What the task requires
Reproduce every line of the data below word for word, and leave out the pictures.

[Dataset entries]
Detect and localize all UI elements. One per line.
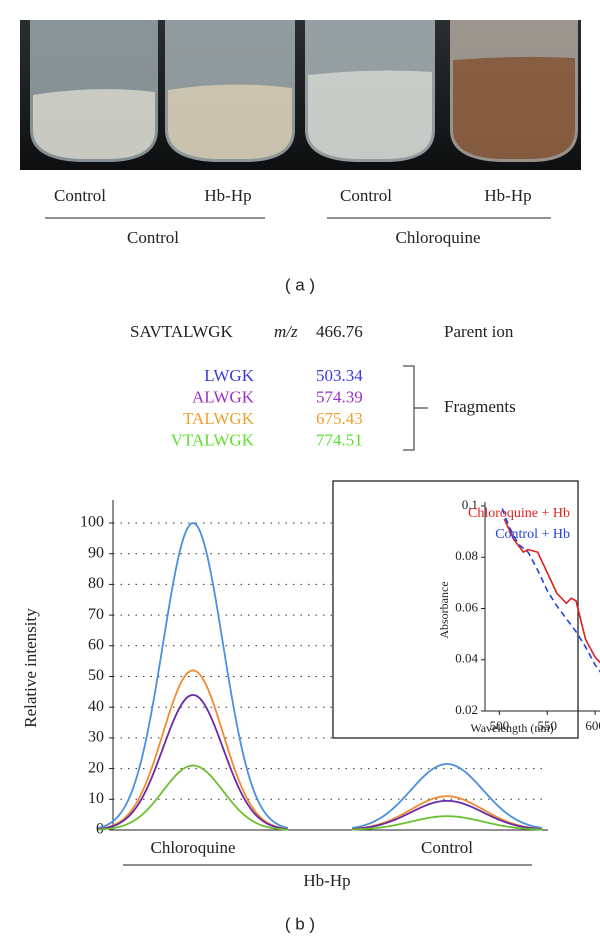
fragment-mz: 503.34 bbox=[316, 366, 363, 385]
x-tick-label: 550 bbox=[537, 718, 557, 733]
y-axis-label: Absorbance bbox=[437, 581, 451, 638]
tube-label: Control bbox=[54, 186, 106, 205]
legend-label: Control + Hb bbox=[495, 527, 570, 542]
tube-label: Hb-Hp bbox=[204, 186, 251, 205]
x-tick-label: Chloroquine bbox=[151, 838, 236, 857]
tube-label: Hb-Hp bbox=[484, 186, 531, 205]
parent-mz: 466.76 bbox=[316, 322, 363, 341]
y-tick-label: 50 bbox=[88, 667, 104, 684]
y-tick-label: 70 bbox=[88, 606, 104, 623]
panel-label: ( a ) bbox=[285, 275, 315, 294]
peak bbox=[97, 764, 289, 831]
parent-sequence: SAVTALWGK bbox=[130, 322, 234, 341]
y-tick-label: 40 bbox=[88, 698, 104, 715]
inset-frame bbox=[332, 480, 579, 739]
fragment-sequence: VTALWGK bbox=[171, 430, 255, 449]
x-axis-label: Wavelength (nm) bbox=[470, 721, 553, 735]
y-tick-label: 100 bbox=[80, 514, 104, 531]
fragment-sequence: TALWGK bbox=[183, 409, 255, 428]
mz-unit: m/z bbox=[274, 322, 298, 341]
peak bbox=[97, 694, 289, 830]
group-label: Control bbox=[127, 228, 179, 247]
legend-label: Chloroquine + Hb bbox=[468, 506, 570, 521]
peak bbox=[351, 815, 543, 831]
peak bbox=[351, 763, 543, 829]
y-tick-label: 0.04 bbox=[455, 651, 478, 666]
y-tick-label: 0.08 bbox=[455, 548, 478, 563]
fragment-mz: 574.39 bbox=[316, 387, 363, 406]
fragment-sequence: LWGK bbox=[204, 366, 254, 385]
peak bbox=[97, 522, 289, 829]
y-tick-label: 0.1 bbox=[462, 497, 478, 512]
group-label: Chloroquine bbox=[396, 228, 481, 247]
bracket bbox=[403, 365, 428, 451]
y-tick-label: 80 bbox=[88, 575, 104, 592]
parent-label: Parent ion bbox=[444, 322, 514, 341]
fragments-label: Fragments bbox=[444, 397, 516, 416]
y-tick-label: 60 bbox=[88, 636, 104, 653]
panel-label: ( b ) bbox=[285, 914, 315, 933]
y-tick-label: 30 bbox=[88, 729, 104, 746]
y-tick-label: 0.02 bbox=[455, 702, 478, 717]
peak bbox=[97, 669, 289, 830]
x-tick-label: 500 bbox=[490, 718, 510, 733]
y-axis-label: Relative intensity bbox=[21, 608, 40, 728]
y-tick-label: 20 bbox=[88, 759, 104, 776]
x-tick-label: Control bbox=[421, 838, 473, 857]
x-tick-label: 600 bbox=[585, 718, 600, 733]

Worked solution
Detect and localize all UI elements. One per line.
fragment-mz: 503.34 bbox=[316, 366, 363, 385]
x-tick-label: 550 bbox=[537, 718, 557, 733]
y-axis-label: Absorbance bbox=[437, 581, 451, 638]
tube-label: Control bbox=[54, 186, 106, 205]
legend-label: Control + Hb bbox=[495, 527, 570, 542]
tube-label: Hb-Hp bbox=[204, 186, 251, 205]
x-tick-label: Chloroquine bbox=[151, 838, 236, 857]
tube-label: Hb-Hp bbox=[484, 186, 531, 205]
parent-mz: 466.76 bbox=[316, 322, 363, 341]
y-tick-label: 50 bbox=[88, 667, 104, 684]
y-tick-label: 70 bbox=[88, 606, 104, 623]
panel-label: ( a ) bbox=[285, 275, 315, 294]
peak bbox=[97, 764, 289, 831]
parent-sequence: SAVTALWGK bbox=[130, 322, 234, 341]
y-tick-label: 40 bbox=[88, 698, 104, 715]
inset-frame bbox=[332, 480, 579, 739]
fragment-sequence: VTALWGK bbox=[171, 430, 255, 449]
x-axis-label: Wavelength (nm) bbox=[470, 721, 553, 735]
y-tick-label: 100 bbox=[80, 514, 104, 531]
fragment-sequence: TALWGK bbox=[183, 409, 255, 428]
mz-unit: m/z bbox=[274, 322, 298, 341]
peak bbox=[97, 694, 289, 830]
group-label: Control bbox=[127, 228, 179, 247]
legend-label: Chloroquine + Hb bbox=[468, 506, 570, 521]
peak bbox=[351, 815, 543, 831]
peak bbox=[351, 763, 543, 829]
y-tick-label: 0.04 bbox=[455, 651, 478, 666]
y-tick-label: 0.08 bbox=[455, 548, 478, 563]
fragment-mz: 574.39 bbox=[316, 387, 363, 406]
fragment-sequence: LWGK bbox=[204, 366, 254, 385]
peak bbox=[97, 522, 289, 829]
y-tick-label: 0.1 bbox=[462, 497, 478, 512]
group-label: Chloroquine bbox=[396, 228, 481, 247]
bracket bbox=[403, 365, 428, 451]
y-tick-label: 80 bbox=[88, 575, 104, 592]
parent-label: Parent ion bbox=[444, 322, 514, 341]
fragments-label: Fragments bbox=[444, 397, 516, 416]
y-tick-label: 60 bbox=[88, 636, 104, 653]
panel-label: ( b ) bbox=[285, 914, 315, 933]
y-tick-label: 30 bbox=[88, 729, 104, 746]
y-tick-label: 0.02 bbox=[455, 702, 478, 717]
peak bbox=[97, 669, 289, 830]
x-tick-label: 500 bbox=[490, 718, 510, 733]
y-axis-label: Relative intensity bbox=[21, 608, 40, 728]
y-tick-label: 20 bbox=[88, 759, 104, 776]
x-tick-label: Control bbox=[421, 838, 473, 857]
x-tick-label: 600 bbox=[585, 718, 600, 733]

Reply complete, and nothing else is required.